Aim of the exercise:
Copy each of the entries below faithfully, setting aside any pictures.
○ ○ ○ ○ ○ ○ ○
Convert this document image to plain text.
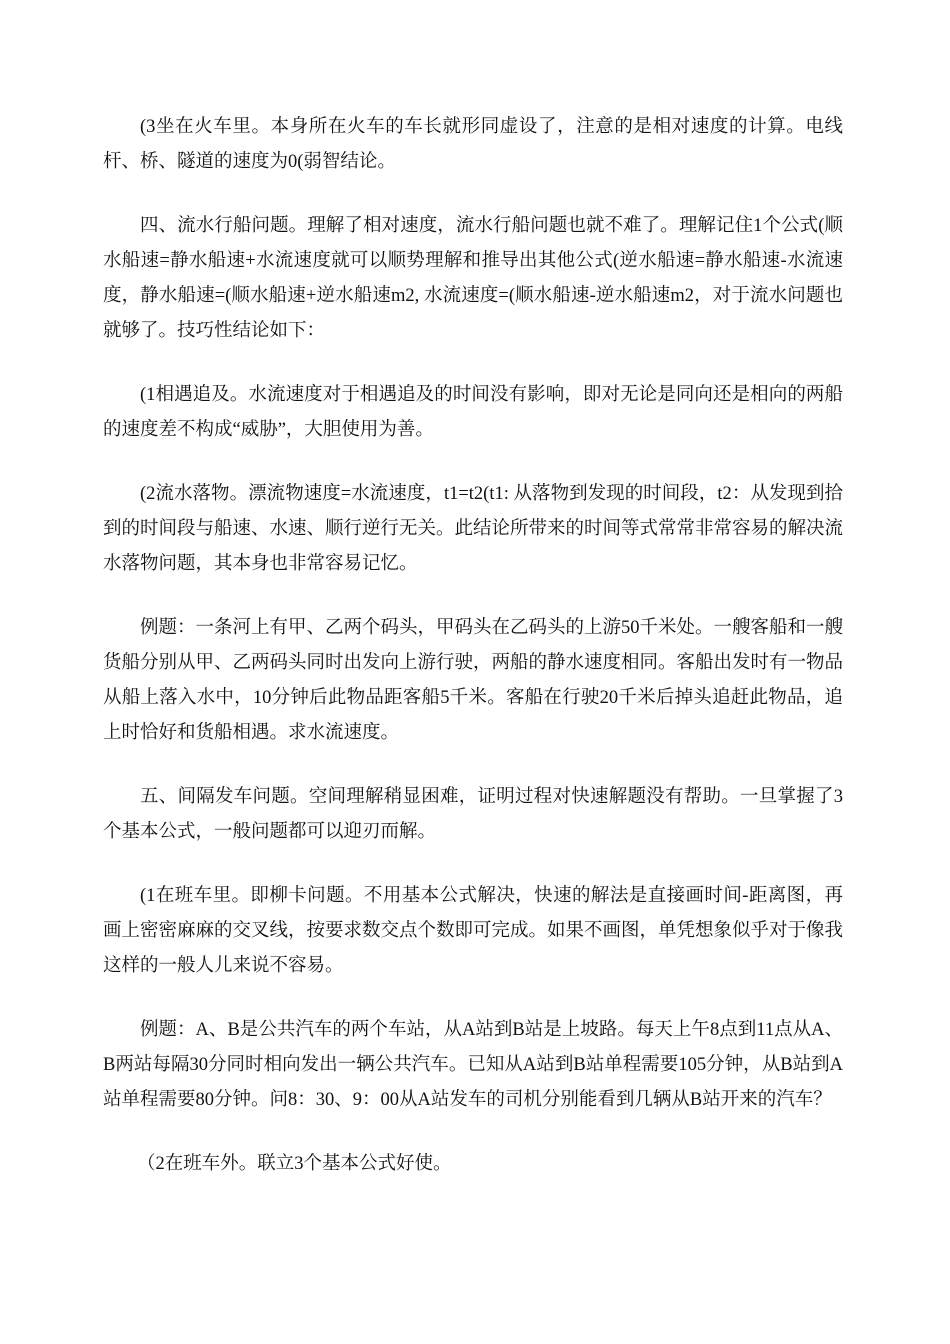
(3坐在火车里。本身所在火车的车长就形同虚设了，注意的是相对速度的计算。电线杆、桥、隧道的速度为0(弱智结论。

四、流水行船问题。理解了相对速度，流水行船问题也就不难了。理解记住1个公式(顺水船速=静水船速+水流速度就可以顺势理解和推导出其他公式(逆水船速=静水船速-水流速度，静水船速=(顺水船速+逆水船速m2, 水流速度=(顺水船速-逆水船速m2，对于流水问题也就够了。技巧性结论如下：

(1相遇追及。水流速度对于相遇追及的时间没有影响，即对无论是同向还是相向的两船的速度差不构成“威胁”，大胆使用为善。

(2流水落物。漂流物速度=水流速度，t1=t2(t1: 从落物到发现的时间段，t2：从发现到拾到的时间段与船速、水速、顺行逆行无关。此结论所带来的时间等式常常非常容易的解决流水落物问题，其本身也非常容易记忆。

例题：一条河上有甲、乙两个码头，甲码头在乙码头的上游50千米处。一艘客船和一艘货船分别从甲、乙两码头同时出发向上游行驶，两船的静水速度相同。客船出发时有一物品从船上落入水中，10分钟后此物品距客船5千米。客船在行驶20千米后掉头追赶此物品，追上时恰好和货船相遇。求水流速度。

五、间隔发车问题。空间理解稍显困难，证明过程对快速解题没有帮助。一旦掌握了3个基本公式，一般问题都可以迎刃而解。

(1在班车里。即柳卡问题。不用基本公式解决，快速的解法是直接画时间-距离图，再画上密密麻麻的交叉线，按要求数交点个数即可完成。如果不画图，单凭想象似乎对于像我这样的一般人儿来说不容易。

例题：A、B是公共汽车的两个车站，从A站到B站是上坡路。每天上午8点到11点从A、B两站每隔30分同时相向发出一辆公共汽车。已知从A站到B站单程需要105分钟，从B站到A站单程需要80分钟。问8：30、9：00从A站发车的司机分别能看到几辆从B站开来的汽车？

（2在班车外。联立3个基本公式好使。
○ ○ ○ ○ ○ ○ ○
Answer for this exercise:
Convert this document image to plain text.
(3坐在火车里。本身所在火车的车长就形同虚设了，注意的是相对速度的计算。电线杆、桥、隧道的速度为0(弱智结论。

四、流水行船问题。理解了相对速度，流水行船问题也就不难了。理解记住1个公式(顺水船速=静水船速+水流速度就可以顺势理解和推导出其他公式(逆水船速=静水船速-水流速度，静水船速=(顺水船速+逆水船速m2, 水流速度=(顺水船速-逆水船速m2，对于流水问题也就够了。技巧性结论如下：

(1相遇追及。水流速度对于相遇追及的时间没有影响，即对无论是同向还是相向的两船的速度差不构成“威胁”，大胆使用为善。

(2流水落物。漂流物速度=水流速度，t1=t2(t1: 从落物到发现的时间段，t2：从发现到拾到的时间段与船速、水速、顺行逆行无关。此结论所带来的时间等式常常非常容易的解决流水落物问题，其本身也非常容易记忆。

例题：一条河上有甲、乙两个码头，甲码头在乙码头的上游50千米处。一艘客船和一艘货船分别从甲、乙两码头同时出发向上游行驶，两船的静水速度相同。客船出发时有一物品从船上落入水中，10分钟后此物品距客船5千米。客船在行驶20千米后掉头追赶此物品，追上时恰好和货船相遇。求水流速度。

五、间隔发车问题。空间理解稍显困难，证明过程对快速解题没有帮助。一旦掌握了3个基本公式，一般问题都可以迎刃而解。

(1在班车里。即柳卡问题。不用基本公式解决，快速的解法是直接画时间-距离图，再画上密密麻麻的交叉线，按要求数交点个数即可完成。如果不画图，单凭想象似乎对于像我这样的一般人儿来说不容易。

例题：A、B是公共汽车的两个车站，从A站到B站是上坡路。每天上午8点到11点从A、B两站每隔30分同时相向发出一辆公共汽车。已知从A站到B站单程需要105分钟，从B站到A站单程需要80分钟。问8：30、9：00从A站发车的司机分别能看到几辆从B站开来的汽车？

（2在班车外。联立3个基本公式好使。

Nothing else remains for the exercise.